## Objective
In the entries below, find every line with "کتاب" and copy it.
* * *
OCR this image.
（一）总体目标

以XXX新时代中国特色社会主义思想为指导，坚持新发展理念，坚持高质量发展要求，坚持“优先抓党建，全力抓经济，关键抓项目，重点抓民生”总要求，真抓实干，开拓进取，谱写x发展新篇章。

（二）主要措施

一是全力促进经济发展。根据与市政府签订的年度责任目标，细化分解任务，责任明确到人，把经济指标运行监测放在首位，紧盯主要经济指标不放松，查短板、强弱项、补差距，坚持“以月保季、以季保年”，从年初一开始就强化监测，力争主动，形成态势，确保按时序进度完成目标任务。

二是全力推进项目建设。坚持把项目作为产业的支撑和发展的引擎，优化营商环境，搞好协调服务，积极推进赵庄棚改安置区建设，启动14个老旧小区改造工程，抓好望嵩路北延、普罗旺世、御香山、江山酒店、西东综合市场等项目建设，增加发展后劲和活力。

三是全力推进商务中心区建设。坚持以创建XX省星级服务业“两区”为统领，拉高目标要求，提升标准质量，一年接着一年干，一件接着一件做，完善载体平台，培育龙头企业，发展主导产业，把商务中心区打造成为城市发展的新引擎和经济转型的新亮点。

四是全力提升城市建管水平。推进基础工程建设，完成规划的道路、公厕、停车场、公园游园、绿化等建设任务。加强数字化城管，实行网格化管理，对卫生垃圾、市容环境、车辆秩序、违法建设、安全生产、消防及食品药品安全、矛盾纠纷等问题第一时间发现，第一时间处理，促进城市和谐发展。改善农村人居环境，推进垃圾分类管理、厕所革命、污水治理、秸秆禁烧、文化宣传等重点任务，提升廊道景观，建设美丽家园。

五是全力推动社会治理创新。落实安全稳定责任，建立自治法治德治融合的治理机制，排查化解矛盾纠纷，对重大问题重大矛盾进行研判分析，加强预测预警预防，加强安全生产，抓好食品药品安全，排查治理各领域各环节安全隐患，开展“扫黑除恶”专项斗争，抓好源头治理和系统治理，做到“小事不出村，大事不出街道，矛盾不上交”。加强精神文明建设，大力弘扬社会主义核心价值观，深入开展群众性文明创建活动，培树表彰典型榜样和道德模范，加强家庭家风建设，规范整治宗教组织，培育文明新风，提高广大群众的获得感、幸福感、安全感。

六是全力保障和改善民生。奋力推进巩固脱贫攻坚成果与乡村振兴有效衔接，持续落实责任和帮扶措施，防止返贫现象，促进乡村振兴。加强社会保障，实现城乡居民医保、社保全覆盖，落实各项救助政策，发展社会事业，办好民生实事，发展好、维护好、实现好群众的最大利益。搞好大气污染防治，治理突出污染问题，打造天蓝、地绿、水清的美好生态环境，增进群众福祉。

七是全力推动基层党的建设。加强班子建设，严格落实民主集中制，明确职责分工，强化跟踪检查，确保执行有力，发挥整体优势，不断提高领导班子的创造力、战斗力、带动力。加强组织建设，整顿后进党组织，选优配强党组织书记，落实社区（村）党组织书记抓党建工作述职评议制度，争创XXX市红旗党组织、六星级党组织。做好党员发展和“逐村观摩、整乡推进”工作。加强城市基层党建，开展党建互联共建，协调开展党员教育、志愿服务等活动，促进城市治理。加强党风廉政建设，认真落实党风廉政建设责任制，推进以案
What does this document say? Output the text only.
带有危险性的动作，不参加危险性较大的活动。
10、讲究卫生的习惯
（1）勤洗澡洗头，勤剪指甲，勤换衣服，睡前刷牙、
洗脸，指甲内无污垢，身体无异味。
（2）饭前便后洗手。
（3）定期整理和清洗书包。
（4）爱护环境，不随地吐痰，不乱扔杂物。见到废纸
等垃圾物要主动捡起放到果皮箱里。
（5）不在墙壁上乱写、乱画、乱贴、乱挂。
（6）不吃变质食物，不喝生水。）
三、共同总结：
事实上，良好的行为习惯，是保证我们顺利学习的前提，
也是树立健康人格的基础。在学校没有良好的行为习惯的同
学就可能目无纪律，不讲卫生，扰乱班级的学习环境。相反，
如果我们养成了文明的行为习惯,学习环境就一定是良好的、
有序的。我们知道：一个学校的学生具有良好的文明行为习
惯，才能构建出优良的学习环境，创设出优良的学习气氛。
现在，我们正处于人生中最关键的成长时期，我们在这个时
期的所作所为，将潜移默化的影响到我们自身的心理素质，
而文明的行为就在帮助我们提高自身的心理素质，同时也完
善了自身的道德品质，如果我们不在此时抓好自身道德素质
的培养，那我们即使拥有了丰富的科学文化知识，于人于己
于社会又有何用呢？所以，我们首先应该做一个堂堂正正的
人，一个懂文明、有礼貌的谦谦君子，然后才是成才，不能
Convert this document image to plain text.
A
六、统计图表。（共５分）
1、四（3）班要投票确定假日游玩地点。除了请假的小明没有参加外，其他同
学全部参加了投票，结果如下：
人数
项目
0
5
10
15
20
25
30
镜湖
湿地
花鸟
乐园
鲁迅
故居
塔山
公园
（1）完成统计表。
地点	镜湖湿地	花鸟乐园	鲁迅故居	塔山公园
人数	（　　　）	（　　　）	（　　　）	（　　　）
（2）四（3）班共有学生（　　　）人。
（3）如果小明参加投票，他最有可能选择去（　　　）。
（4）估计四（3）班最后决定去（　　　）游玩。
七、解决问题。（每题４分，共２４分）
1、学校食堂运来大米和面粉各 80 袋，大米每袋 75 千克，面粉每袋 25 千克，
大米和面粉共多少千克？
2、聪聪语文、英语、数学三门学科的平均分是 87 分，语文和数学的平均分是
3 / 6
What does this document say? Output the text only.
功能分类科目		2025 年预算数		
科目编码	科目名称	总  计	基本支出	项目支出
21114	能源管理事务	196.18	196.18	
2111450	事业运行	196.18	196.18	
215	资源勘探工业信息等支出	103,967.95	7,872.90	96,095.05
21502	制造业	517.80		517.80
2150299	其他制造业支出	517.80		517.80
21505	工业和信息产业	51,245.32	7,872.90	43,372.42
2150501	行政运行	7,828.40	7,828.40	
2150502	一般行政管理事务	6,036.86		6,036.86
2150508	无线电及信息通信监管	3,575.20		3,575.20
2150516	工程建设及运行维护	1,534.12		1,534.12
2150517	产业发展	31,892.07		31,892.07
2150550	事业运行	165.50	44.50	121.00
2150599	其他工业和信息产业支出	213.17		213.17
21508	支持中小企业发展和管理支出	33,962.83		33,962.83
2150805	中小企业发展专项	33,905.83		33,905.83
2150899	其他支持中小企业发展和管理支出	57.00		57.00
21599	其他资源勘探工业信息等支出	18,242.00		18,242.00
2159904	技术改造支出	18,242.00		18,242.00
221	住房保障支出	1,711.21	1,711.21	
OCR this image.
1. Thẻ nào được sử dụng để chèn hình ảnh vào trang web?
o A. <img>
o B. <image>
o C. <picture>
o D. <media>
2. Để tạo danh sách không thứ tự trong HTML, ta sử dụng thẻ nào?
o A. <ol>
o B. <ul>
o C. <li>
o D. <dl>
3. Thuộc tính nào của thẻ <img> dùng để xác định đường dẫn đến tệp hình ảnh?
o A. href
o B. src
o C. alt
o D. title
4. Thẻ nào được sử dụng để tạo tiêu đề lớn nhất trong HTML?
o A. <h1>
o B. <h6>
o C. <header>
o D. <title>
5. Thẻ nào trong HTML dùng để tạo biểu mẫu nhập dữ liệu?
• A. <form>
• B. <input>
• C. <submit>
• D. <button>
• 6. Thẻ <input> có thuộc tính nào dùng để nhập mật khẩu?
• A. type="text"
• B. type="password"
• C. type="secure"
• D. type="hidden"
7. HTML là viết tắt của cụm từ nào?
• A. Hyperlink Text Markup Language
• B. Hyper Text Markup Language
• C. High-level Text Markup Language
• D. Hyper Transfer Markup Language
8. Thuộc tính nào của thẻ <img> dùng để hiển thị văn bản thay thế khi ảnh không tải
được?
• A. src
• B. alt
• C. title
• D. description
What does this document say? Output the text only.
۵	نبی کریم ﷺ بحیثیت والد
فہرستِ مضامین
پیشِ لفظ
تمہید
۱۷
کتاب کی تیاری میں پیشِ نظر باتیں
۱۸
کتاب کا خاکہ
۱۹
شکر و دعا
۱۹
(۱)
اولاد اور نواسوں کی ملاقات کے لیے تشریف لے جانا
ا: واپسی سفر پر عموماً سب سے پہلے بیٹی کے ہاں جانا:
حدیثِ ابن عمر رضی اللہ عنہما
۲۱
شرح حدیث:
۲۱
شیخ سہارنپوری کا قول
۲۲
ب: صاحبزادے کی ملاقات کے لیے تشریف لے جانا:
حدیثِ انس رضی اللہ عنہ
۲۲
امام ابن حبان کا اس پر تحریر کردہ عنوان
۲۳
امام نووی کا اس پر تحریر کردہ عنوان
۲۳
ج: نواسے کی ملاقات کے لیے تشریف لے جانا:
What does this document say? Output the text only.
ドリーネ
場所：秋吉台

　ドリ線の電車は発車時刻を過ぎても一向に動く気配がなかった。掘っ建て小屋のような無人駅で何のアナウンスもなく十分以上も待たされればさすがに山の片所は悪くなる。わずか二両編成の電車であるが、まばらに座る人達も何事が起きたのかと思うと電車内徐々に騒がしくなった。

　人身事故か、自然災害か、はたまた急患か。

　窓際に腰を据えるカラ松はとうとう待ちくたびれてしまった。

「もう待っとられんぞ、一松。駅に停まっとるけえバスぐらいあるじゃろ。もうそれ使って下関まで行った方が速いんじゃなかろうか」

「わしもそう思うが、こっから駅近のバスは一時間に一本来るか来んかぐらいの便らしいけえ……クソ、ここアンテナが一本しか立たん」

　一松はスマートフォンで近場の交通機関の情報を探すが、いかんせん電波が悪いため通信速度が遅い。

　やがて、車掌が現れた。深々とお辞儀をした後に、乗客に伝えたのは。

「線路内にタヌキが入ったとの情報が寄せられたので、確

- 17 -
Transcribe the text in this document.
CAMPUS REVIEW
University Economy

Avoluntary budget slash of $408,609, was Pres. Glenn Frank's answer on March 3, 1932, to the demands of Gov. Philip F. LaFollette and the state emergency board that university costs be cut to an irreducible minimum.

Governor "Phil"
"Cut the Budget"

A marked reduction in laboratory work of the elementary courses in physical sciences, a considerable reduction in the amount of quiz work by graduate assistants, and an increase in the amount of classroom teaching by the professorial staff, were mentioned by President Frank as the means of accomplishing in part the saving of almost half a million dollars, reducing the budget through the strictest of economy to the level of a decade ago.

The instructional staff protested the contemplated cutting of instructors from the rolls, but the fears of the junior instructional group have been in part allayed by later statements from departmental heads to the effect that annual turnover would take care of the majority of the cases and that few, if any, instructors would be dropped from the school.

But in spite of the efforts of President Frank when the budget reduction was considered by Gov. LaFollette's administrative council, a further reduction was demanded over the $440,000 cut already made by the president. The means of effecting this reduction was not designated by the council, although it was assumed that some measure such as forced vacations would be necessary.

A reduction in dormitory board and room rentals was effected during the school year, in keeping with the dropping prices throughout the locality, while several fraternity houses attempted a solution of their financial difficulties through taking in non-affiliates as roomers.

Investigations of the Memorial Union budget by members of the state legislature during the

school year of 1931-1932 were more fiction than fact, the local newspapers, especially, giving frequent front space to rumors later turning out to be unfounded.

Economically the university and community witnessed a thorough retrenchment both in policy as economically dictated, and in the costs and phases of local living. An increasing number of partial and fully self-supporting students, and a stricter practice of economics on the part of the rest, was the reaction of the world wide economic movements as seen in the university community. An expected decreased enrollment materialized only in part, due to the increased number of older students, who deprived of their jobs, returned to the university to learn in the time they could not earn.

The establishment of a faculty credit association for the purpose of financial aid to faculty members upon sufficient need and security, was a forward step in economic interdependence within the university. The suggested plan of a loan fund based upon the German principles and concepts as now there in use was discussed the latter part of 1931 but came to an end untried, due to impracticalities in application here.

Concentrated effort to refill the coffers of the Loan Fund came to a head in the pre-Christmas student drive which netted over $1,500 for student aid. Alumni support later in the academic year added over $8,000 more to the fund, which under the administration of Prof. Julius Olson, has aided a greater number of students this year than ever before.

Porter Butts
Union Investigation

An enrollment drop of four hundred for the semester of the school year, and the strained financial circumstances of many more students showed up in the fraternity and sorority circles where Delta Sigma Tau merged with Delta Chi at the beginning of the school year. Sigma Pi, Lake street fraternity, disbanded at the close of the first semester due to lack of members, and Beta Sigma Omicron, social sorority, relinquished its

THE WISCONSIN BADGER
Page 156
* * *
## Result for this task
کتاب کی تیاری میں پیشِ نظر باتیں
کتاب کا خاکہ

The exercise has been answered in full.